Double-dip recession is upon us

(10 am. – promoted by ek hornbeck)

  A couple days ago I read an interesting article on the aljazeera web site titled Double-dip recession is unlikely. What made the article interesting wasn’t the source, or the claim, it was the reasoning behind the claim.

 Most post-war recessions were kicked off when car sales and house sales and new construction plummeted.

  There seems to be little risk of a substantial decline in either car sales or house sales and construction, primarily because the levels are already so low….

  Both car sales and housing construction are already so low that they don’t have much room to fall.

 What the author is claiming is “things are already so bad, it’s hard to imagine them getting worse.”

 That’s a very interesting claim, but I doubt the author of the article learned it in an economics class. It sounds more like something he heard in a bar, and seemed to make a lot of sense after a few drinks.

 That’s not to say he doesn’t have a point of sorts. It’s just that his point is that we are in a Depression.

The major banks have revised GDP estimates for the 2nd half of this year and start of next year to barely above 0%. But does that mean anything?

* [SUPPLIED MATERIAL]:

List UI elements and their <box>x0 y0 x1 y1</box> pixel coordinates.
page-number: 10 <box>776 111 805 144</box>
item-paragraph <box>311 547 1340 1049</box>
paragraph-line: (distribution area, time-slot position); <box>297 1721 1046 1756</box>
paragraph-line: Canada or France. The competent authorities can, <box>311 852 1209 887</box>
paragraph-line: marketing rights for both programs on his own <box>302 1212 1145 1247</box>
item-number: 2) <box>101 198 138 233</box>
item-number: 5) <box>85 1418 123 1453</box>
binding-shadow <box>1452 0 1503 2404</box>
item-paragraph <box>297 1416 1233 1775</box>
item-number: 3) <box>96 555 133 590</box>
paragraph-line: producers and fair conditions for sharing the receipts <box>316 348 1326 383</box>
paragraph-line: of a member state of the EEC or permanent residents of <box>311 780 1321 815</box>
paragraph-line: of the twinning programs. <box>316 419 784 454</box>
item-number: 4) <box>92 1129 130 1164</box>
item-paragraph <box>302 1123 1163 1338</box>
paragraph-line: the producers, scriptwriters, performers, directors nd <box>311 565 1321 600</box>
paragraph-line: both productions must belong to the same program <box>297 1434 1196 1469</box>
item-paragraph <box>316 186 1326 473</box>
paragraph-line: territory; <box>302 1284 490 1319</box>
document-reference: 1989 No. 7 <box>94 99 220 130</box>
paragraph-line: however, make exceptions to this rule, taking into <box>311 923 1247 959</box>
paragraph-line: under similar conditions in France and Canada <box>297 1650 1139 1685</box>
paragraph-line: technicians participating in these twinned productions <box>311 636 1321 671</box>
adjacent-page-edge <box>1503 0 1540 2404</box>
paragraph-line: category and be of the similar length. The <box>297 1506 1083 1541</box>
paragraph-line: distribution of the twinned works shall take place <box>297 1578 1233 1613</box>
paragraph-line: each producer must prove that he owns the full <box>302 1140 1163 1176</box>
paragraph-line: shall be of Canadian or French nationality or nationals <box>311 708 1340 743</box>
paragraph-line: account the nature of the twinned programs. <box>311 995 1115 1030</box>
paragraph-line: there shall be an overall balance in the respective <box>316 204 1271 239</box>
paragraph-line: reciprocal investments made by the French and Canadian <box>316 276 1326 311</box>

* [EXERCISE TASKS]:
- a) From the double-dip recession post, list the three things whose plunge set off most post-war recessions.
- b) Please carry the double-dip recession post forward from its closing question about the revised GDP estimates.

* [ANSWERS TO EACH TASK]:
- a) Car sales, house sales, new construction

- b)
 I found this chart at Calculated Risk.

 Notice the tight correlation between the manufacturing indexes and recessions. It basically says that the “recovery that wasn’t for Main Street” is over.

 Of course, using the composite ISM isn’t the only way to predict a recession.

 When the probability model looked at data from a Thomson Reuters/University of Michigan survey, it found that the likelihood of a recession was 80 percent.

  Even more, the latter survey revealed that consumer confidence is at its lowest level since May 1980.

 So manufacturing is falling and consumers are even more discouraged than they were during the depths of the 2008 panic.

  ¿Qué más?

 Bloomberg uses the method of measuring YoY changes to real GDP. Their method has a striking accuracy rate.

 “Since 1948, every time the four-quarter change has fallen below 2 percent, the economy has entered a recession. It’s hard to argue against an indicator with such a long history of accuracy.”

 So what does that mean for employment?

Not good. Not good at all.

 Housing is sliding again. The subprime bust is largely over, but the rest of the housing market hasn’t found a bottom yet. ¿Qué más?

 There are also indications of a double-dip on the consumer level. Small-business are cutting back hours and hiring less.

  It remains hard for people to get credit.

  Speaking of credit, banks’ trust in other banks is in a decline as well.

 Quite probably the most striking chart of all is this one. It reflects back on the article that started this essay.

 Just because a recession has ended doesn’t mean the Depression is over.

The Great Depression didn’t end when FDR took office in 1933 and the economy started growing again.

  And the end of the “Great Recession” in 2009 didn’t mean that the current Depression was over either.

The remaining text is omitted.